═══ Extract to read ═══

Virtual Reality takes users to a totally virtual world, a computer-generated simulation where they can interact with a 3-dimensional environment. We know that the brain controls everything that we do knowingly and unknowingly, it uses our sensory organs like eyes, ears, nose, tongue and skin to feel and understand the surroundings and stimulates necessary actions to be taken in that situation. Here we are provided with a headset or a head-mounted device that gives a 360-degree view of the artificial surroundings, which fools our brain making it believe what it sees or feels in the virtual world is happening for real. This is achieved with the help of sensory additives like headphones, and haptic devices.

Watching a 3-D movie, playing Oculus by Facebook, using a VR headset to ski or take a roller coaster ride from home are the best examples of Virtual Reality. This technology was first adopted by the gaming and entertainment industry, but today, it is found to be useful in several industries like teaching, healthcare, construction, engineering, military, and many more.

Virtual Reality reunites South Korean Mother with Deceased Daughter

MIXED REALITY (MR)

Mixed Reality is considered to be the newest and most complex facet of XR. As the name suggests it is a hybrid of Augmented Reality and Virtual Reality, that is both the physical world and the digital world are blended such that users can superimpose their interaction with the artificial components over the real world. In Augmented Reality, users have only limited interaction with artificial components and in Virtual Reality, they are taken to a completely artificial environment and hence Mixed Reality that brings both together will help humans in many ways.

The Microsoft HoloLens is an example of Mixed Reality which renders holograms that are viewed in holographic frames. They don’t block light from the surroundings and can be placed at a particular place or tagged with someone.

Applications of Mixed Reality

Extended Reality is a developing technology, hence will not be limited to these three technologies.

Today the most common application of extended reality is for fun and entertainment but it has vast opportunities like:

  • Health Care: Train Surgeons and doctors by giving them interactive exposure to three-dimensional models for topics like anatomy, so they can map its layers and understand better.
  • Education and Training: Students can interact, engage and manipulate virtual objects and learn concepts by doing. It can help in easy designing and modelling of a project and also get real-time simulations of various processes.
  • Defence: Useful in military and paramilitary applications by providing exposure to better training and developing new strategies.
  • Shopping: Users can visualize and interact virtually with the object they want to buy and understand it better before purchase, like what is happening with the Loreal Makeup App.
  • Design: Designers can make their imagination applicable easily by making a demo in the real space and choosing the suitable one without wasting time and resources.
  • Remote work: Workers can connect from home to their office or with professionals located around the world in a way that makes both sides feel like they are in the same room.
  • And many more……

Like any developing technology, XR is also facing many challenges like cost of implementation, wearable devices that are comfortable, immersive and intelligent, technical and hardware issues related to display, motion tracking, power, connectivity etc. Each day takes us closer to XR by solving these issues.

XR is no more a realm of science fiction.

═══ Data records ═══

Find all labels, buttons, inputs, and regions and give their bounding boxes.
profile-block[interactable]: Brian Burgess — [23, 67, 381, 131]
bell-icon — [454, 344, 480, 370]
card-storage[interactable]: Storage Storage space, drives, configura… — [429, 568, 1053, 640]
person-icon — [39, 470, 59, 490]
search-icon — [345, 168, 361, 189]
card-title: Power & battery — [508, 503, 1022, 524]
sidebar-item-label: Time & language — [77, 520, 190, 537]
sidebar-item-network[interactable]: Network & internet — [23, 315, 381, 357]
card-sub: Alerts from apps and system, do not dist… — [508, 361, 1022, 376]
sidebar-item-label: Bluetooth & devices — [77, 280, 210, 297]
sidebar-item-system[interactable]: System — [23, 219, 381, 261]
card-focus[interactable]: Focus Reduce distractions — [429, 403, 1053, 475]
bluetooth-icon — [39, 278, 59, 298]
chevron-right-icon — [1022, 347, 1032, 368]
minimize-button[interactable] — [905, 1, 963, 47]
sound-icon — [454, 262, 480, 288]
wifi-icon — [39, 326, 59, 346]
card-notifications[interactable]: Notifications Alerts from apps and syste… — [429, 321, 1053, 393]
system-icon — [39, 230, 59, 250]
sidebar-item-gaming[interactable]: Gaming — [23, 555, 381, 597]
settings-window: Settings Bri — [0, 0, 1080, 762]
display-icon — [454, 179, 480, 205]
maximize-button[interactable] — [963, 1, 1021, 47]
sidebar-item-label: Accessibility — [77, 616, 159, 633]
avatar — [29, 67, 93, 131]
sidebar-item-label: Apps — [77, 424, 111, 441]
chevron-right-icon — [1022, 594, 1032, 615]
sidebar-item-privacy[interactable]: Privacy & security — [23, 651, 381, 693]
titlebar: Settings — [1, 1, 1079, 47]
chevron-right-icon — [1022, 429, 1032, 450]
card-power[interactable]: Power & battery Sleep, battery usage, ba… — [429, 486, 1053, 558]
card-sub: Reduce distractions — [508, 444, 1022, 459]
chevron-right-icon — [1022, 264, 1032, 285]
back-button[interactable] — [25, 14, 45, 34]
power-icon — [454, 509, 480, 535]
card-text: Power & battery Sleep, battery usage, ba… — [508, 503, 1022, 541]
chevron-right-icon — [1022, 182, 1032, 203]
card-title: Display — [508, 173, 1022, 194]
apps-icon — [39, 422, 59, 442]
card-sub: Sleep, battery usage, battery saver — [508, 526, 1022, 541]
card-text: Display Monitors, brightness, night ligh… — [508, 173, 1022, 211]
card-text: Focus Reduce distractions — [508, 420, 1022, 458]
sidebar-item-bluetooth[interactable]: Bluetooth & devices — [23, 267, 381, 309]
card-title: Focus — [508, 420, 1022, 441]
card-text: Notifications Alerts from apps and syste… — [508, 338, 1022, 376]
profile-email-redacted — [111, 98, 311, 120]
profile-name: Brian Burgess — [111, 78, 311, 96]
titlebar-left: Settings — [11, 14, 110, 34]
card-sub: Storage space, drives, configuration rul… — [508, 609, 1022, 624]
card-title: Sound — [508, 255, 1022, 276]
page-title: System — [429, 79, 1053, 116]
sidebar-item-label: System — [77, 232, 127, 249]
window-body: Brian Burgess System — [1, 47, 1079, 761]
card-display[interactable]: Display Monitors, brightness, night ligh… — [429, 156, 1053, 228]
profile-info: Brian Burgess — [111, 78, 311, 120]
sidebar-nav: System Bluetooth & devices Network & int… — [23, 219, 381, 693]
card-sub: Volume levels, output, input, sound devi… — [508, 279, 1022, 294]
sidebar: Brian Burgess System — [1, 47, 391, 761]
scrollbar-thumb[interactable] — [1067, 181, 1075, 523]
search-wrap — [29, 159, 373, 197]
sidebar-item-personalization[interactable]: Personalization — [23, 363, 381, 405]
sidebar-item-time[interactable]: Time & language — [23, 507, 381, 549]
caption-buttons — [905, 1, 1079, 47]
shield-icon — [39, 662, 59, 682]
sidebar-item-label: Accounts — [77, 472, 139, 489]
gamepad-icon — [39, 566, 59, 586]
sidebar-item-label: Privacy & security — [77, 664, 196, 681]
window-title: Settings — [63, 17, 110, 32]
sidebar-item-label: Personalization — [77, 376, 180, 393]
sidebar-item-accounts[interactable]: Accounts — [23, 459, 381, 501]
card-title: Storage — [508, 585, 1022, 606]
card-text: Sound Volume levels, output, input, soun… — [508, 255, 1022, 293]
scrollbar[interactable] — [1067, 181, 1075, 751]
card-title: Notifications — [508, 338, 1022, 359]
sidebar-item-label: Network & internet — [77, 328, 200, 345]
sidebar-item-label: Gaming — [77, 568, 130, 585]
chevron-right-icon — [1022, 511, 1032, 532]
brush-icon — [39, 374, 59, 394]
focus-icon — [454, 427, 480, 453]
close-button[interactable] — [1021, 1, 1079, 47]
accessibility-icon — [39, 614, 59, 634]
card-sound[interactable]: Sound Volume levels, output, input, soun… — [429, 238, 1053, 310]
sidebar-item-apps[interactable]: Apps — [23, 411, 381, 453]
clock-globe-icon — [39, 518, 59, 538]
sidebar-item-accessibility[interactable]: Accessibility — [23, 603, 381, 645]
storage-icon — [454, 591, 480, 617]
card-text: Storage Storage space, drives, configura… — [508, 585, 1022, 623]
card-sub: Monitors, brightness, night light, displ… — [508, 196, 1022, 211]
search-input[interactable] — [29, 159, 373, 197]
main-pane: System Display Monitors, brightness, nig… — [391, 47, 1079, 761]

═══

--- Work to complete ---
a - List the application areas that open each bullet point in the extended reality text, leaving out the final "And many more" line.
b - Translate this sentence from the extended reality text into Spanish: "The Microsoft HoloLens is an example of Mixed Reality which renders holograms that are viewed in holographic frames."
c - From the extended reality text, extract the passage word for word, beginning at the words "Virtual Reality takes" and stopping after "and haptic devices.".

--- Solutions in order ---
a -
Health Care
Education and Training
Defence
Shopping
Design
Remote work

b - El Microsoft HoloLens es un ejemplo de Realidad Mixta que genera hologramas que se visualizan en marcos holográficos.

c -
Virtual Reality takes users to a totally virtual world, a computer-generated simulation where they can interact with a 3-dimensional environment. We know that the brain controls everything that we do knowingly and unknowingly, it uses our sensory organs like eyes, ears, nose, tongue and skin to feel and understand the surroundings and stimulates necessary actions to be taken in that situation. Here we are provided with a headset or a head-mounted device that gives a 360-degree view of the artificial surroundings, which fools our brain making it believe what it sees or feels in the virtual world is happening for real. This is achieved with the help of sensory additives like headphones, and haptic devices.